__Goal__. How many lines of the material below contain the string "label"? Reply with the number only.
┏━━
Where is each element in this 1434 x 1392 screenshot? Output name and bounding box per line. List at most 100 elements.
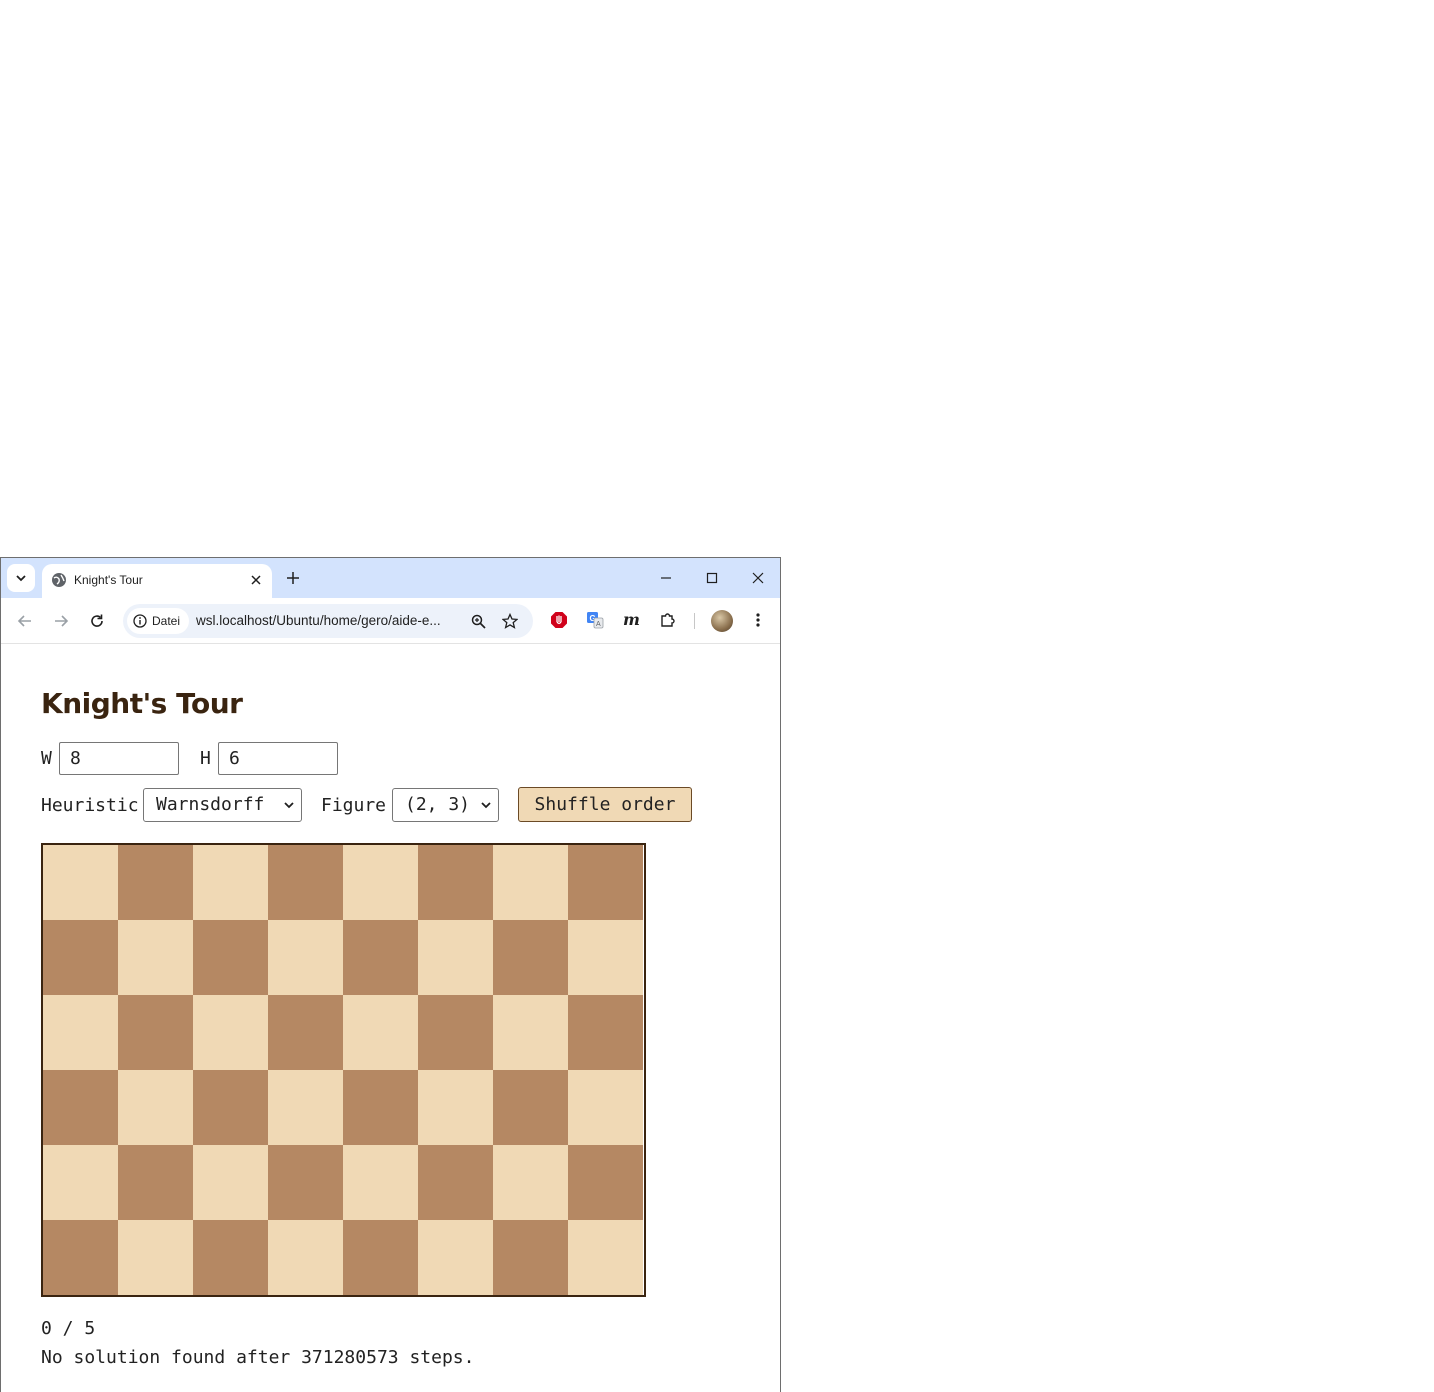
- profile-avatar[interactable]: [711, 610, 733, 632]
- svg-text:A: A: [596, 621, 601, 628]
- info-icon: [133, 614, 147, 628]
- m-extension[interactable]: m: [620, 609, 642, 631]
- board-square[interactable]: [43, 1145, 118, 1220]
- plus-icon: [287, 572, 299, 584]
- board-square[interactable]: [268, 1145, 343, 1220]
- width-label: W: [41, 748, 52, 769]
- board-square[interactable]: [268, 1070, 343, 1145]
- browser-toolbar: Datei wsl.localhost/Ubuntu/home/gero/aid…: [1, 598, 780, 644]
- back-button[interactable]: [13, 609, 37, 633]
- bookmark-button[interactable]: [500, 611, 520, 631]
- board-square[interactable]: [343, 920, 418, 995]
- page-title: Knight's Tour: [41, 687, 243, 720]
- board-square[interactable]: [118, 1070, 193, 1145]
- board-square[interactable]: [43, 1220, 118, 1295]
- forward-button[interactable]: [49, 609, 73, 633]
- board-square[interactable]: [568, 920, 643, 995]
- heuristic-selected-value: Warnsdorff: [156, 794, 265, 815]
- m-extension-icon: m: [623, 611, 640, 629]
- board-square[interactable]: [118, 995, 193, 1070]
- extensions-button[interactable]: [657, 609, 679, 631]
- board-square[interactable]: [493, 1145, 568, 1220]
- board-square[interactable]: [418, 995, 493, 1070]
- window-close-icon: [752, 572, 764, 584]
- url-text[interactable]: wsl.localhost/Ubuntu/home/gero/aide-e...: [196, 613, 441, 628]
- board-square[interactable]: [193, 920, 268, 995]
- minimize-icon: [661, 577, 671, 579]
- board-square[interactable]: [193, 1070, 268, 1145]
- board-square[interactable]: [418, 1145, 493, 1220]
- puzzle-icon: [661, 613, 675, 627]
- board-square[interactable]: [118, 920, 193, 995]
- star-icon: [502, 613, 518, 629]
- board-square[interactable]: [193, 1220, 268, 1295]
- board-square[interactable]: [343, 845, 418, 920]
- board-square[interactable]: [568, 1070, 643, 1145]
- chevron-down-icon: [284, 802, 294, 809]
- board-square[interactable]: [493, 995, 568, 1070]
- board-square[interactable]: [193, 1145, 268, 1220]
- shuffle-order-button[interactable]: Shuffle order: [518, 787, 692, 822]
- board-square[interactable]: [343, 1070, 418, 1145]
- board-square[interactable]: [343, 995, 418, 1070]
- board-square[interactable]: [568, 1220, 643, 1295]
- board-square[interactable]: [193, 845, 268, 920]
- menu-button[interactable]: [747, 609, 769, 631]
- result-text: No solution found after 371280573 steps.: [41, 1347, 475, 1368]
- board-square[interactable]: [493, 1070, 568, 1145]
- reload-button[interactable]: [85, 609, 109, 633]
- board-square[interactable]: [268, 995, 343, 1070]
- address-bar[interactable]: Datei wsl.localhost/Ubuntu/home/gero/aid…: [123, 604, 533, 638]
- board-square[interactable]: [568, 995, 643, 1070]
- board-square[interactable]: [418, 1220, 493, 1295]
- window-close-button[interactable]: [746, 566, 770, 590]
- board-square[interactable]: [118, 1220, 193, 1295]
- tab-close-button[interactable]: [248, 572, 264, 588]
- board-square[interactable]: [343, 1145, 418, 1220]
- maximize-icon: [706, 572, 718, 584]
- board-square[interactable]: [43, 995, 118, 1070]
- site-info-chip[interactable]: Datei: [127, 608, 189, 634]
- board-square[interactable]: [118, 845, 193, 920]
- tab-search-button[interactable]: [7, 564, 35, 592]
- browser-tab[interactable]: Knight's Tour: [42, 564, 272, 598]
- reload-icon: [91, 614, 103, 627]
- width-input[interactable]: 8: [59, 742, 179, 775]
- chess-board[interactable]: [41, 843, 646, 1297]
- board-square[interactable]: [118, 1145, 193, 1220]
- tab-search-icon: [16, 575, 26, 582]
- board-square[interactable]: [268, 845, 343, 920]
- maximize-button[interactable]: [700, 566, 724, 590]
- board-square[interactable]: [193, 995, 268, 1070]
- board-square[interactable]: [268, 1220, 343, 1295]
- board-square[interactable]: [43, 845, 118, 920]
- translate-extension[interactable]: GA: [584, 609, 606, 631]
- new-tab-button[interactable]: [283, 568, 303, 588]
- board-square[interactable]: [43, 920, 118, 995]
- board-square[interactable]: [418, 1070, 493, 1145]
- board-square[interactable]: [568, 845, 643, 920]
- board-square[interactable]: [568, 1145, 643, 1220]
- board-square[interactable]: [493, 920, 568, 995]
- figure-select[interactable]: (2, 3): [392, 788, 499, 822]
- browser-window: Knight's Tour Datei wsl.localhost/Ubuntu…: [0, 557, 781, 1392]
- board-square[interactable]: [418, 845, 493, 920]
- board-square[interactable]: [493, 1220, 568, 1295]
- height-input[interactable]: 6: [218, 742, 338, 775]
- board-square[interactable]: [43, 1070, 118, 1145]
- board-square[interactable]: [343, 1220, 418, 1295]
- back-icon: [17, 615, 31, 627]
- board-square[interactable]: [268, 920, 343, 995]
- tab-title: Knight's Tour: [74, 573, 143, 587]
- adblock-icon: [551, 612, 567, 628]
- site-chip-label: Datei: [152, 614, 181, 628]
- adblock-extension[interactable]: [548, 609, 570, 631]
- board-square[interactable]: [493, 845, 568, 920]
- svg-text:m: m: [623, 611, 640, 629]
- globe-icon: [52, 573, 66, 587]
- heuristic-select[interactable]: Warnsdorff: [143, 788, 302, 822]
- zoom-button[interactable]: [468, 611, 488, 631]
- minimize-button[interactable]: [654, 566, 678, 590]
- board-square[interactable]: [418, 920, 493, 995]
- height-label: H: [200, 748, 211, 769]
┗━━
__Written response__. 3